▶ [What is needed] Set the listing down again exactly, please, apart from its pictures.

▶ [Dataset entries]
━━━━━━━━━━━━━━━━━━━━

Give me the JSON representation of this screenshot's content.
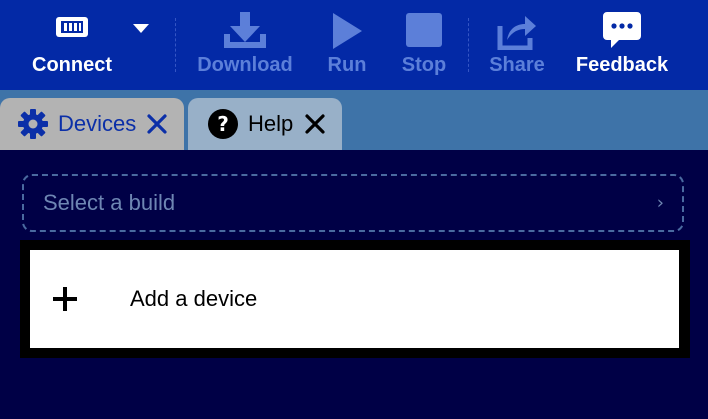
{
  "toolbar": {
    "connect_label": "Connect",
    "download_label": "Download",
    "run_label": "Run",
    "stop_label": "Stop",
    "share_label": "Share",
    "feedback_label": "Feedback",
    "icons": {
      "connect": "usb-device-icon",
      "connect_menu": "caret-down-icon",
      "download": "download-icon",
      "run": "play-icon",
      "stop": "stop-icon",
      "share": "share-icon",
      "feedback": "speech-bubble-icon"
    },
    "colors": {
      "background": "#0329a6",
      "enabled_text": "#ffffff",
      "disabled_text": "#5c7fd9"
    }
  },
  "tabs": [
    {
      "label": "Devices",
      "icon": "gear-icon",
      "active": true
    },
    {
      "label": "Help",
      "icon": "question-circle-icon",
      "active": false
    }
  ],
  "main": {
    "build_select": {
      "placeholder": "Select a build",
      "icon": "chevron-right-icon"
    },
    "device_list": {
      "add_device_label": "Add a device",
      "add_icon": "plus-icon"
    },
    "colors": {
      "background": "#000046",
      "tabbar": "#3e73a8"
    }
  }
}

━━━━━━━━━━━━━━━━━━━━

▶ [Result for this task]
Give me the JSON representation of this screenshot's content.
{
  "toolbar": {
    "connect_label": "Connect",
    "download_label": "Download",
    "run_label": "Run",
    "stop_label": "Stop",
    "share_label": "Share",
    "feedback_label": "Feedback",
    "icons": {
      "connect": "usb-device-icon",
      "connect_menu": "caret-down-icon",
      "download": "download-icon",
      "run": "play-icon",
      "stop": "stop-icon",
      "share": "share-icon",
      "feedback": "speech-bubble-icon"
    },
    "colors": {
      "background": "#0329a6",
      "enabled_text": "#ffffff",
      "disabled_text": "#5c7fd9"
    }
  },
  "tabs": [
    {
      "label": "Devices",
      "icon": "gear-icon",
      "active": true
    },
    {
      "label": "Help",
      "icon": "question-circle-icon",
      "active": false
    }
  ],
  "main": {
    "build_select": {
      "placeholder": "Select a build",
      "icon": "chevron-right-icon"
    },
    "device_list": {
      "add_device_label": "Add a device",
      "add_icon": "plus-icon"
    },
    "colors": {
      "background": "#000046",
      "tabbar": "#3e73a8"
    }
  }
}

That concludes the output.